Material for this task:
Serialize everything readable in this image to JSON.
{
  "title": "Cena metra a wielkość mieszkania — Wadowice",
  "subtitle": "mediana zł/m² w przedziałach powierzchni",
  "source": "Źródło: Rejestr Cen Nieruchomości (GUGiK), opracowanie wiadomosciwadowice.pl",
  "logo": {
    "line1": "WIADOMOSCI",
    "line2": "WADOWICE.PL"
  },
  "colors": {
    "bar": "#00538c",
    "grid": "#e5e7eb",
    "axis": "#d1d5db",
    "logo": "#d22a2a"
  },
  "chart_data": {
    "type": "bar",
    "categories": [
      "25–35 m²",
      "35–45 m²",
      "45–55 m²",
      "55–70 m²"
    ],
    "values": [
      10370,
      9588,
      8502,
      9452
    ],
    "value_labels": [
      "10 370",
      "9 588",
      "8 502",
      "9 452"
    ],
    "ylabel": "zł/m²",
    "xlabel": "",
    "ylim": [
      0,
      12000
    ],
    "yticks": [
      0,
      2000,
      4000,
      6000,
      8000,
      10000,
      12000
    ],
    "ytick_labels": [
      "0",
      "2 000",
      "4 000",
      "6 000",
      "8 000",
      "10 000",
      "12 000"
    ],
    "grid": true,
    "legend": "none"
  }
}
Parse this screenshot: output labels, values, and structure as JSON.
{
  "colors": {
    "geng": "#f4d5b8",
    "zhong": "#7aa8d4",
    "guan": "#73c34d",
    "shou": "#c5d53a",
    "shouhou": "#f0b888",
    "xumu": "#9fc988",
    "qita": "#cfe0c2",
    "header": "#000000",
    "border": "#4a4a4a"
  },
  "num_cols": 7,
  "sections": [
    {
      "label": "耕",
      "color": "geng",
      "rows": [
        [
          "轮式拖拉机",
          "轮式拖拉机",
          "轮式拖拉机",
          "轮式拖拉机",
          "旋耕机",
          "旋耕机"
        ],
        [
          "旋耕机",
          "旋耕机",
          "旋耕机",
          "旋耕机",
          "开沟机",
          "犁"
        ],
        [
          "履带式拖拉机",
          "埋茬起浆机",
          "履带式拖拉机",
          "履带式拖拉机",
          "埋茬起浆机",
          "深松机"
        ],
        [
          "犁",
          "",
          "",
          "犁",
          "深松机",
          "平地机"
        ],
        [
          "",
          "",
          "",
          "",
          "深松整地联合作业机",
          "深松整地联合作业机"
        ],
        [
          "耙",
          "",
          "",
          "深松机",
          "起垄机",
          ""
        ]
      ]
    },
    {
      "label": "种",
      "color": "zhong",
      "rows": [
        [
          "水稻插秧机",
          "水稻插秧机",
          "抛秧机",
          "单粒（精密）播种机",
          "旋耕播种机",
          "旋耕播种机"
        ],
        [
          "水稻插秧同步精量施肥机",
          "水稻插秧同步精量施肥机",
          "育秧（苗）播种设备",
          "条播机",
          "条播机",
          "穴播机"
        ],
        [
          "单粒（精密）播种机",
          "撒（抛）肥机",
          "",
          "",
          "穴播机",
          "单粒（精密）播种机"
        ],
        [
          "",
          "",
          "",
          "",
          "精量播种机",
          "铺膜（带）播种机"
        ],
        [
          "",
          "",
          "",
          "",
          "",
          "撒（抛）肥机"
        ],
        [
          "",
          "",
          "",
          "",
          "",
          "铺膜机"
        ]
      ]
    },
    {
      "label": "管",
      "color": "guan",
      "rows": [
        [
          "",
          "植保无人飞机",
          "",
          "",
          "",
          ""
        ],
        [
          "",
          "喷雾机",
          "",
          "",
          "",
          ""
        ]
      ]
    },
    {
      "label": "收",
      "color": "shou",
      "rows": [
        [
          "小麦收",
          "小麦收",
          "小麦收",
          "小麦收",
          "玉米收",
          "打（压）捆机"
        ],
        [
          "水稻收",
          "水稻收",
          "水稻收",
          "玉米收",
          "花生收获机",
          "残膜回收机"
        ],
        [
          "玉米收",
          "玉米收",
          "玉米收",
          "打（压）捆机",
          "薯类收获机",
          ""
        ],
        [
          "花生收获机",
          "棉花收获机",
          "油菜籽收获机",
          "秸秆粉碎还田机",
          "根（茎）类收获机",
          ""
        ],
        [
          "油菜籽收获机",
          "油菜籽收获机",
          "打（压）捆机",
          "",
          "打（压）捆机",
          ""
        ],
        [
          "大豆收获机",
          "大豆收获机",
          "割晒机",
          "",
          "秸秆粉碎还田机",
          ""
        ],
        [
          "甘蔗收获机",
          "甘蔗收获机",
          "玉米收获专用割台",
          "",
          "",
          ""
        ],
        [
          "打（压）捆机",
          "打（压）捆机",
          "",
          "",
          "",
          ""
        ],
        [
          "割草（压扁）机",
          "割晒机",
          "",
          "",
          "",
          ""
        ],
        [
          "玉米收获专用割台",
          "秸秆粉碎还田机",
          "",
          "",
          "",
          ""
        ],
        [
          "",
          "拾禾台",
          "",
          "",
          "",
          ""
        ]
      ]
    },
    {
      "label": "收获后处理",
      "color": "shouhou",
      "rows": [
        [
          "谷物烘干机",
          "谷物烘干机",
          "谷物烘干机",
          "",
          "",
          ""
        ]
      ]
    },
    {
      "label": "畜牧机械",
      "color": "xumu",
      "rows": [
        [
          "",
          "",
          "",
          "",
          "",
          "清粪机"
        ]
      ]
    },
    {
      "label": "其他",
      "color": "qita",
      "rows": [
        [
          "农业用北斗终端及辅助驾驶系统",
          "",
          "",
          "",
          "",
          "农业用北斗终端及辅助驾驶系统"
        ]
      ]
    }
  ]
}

What you have to do: Above are some records. Print them all exactly.

Solution for this task:
Serialize everything readable in this image to JSON.
{
  "title": "Cena metra a wielkość mieszkania — Wadowice",
  "subtitle": "mediana zł/m² w przedziałach powierzchni",
  "source": "Źródło: Rejestr Cen Nieruchomości (GUGiK), opracowanie wiadomosciwadowice.pl",
  "logo": {
    "line1": "WIADOMOSCI",
    "line2": "WADOWICE.PL"
  },
  "colors": {
    "bar": "#00538c",
    "grid": "#e5e7eb",
    "axis": "#d1d5db",
    "logo": "#d22a2a"
  },
  "chart_data": {
    "type": "bar",
    "categories": [
      "25–35 m²",
      "35–45 m²",
      "45–55 m²",
      "55–70 m²"
    ],
    "values": [
      10370,
      9588,
      8502,
      9452
    ],
    "value_labels": [
      "10 370",
      "9 588",
      "8 502",
      "9 452"
    ],
    "ylabel": "zł/m²",
    "xlabel": "",
    "ylim": [
      0,
      12000
    ],
    "yticks": [
      0,
      2000,
      4000,
      6000,
      8000,
      10000,
      12000
    ],
    "ytick_labels": [
      "0",
      "2 000",
      "4 000",
      "6 000",
      "8 000",
      "10 000",
      "12 000"
    ],
    "grid": true,
    "legend": "none"
  }
}
Parse this screenshot: output labels, values, and structure as JSON.
{
  "colors": {
    "geng": "#f4d5b8",
    "zhong": "#7aa8d4",
    "guan": "#73c34d",
    "shou": "#c5d53a",
    "shouhou": "#f0b888",
    "xumu": "#9fc988",
    "qita": "#cfe0c2",
    "header": "#000000",
    "border": "#4a4a4a"
  },
  "num_cols": 7,
  "sections": [
    {
      "label": "耕",
      "color": "geng",
      "rows": [
        [
          "轮式拖拉机",
          "轮式拖拉机",
          "轮式拖拉机",
          "轮式拖拉机",
          "旋耕机",
          "旋耕机"
        ],
        [
          "旋耕机",
          "旋耕机",
          "旋耕机",
          "旋耕机",
          "开沟机",
          "犁"
        ],
        [
          "履带式拖拉机",
          "埋茬起浆机",
          "履带式拖拉机",
          "履带式拖拉机",
          "埋茬起浆机",
          "深松机"
        ],
        [
          "犁",
          "",
          "",
          "犁",
          "深松机",
          "平地机"
        ],
        [
          "",
          "",
          "",
          "",
          "深松整地联合作业机",
          "深松整地联合作业机"
        ],
        [
          "耙",
          "",
          "",
          "深松机",
          "起垄机",
          ""
        ]
      ]
    },
    {
      "label": "种",
      "color": "zhong",
      "rows": [
        [
          "水稻插秧机",
          "水稻插秧机",
          "抛秧机",
          "单粒（精密）播种机",
          "旋耕播种机",
          "旋耕播种机"
        ],
        [
          "水稻插秧同步精量施肥机",
          "水稻插秧同步精量施肥机",
          "育秧（苗）播种设备",
          "条播机",
          "条播机",
          "穴播机"
        ],
        [
          "单粒（精密）播种机",
          "撒（抛）肥机",
          "",
          "",
          "穴播机",
          "单粒（精密）播种机"
        ],
        [
          "",
          "",
          "",
          "",
          "精量播种机",
          "铺膜（带）播种机"
        ],
        [
          "",
          "",
          "",
          "",
          "",
          "撒（抛）肥机"
        ],
        [
          "",
          "",
          "",
          "",
          "",
          "铺膜机"
        ]
      ]
    },
    {
      "label": "管",
      "color": "guan",
      "rows": [
        [
          "",
          "植保无人飞机",
          "",
          "",
          "",
          ""
        ],
        [
          "",
          "喷雾机",
          "",
          "",
          "",
          ""
        ]
      ]
    },
    {
      "label": "收",
      "color": "shou",
      "rows": [
        [
          "小麦收",
          "小麦收",
          "小麦收",
          "小麦收",
          "玉米收",
          "打（压）捆机"
        ],
        [
          "水稻收",
          "水稻收",
          "水稻收",
          "玉米收",
          "花生收获机",
          "残膜回收机"
        ],
        [
          "玉米收",
          "玉米收",
          "玉米收",
          "打（压）捆机",
          "薯类收获机",
          ""
        ],
        [
          "花生收获机",
          "棉花收获机",
          "油菜籽收获机",
          "秸秆粉碎还田机",
          "根（茎）类收获机",
          ""
        ],
        [
          "油菜籽收获机",
          "油菜籽收获机",
          "打（压）捆机",
          "",
          "打（压）捆机",
          ""
        ],
        [
          "大豆收获机",
          "大豆收获机",
          "割晒机",
          "",
          "秸秆粉碎还田机",
          ""
        ],
        [
          "甘蔗收获机",
          "甘蔗收获机",
          "玉米收获专用割台",
          "",
          "",
          ""
        ],
        [
          "打（压）捆机",
          "打（压）捆机",
          "",
          "",
          "",
          ""
        ],
        [
          "割草（压扁）机",
          "割晒机",
          "",
          "",
          "",
          ""
        ],
        [
          "玉米收获专用割台",
          "秸秆粉碎还田机",
          "",
          "",
          "",
          ""
        ],
        [
          "",
          "拾禾台",
          "",
          "",
          "",
          ""
        ]
      ]
    },
    {
      "label": "收获后处理",
      "color": "shouhou",
      "rows": [
        [
          "谷物烘干机",
          "谷物烘干机",
          "谷物烘干机",
          "",
          "",
          ""
        ]
      ]
    },
    {
      "label": "畜牧机械",
      "color": "xumu",
      "rows": [
        [
          "",
          "",
          "",
          "",
          "",
          "清粪机"
        ]
      ]
    },
    {
      "label": "其他",
      "color": "qita",
      "rows": [
        [
          "农业用北斗终端及辅助驾驶系统",
          "",
          "",
          "",
          "",
          "农业用北斗终端及辅助驾驶系统"
        ]
      ]
    }
  ]
}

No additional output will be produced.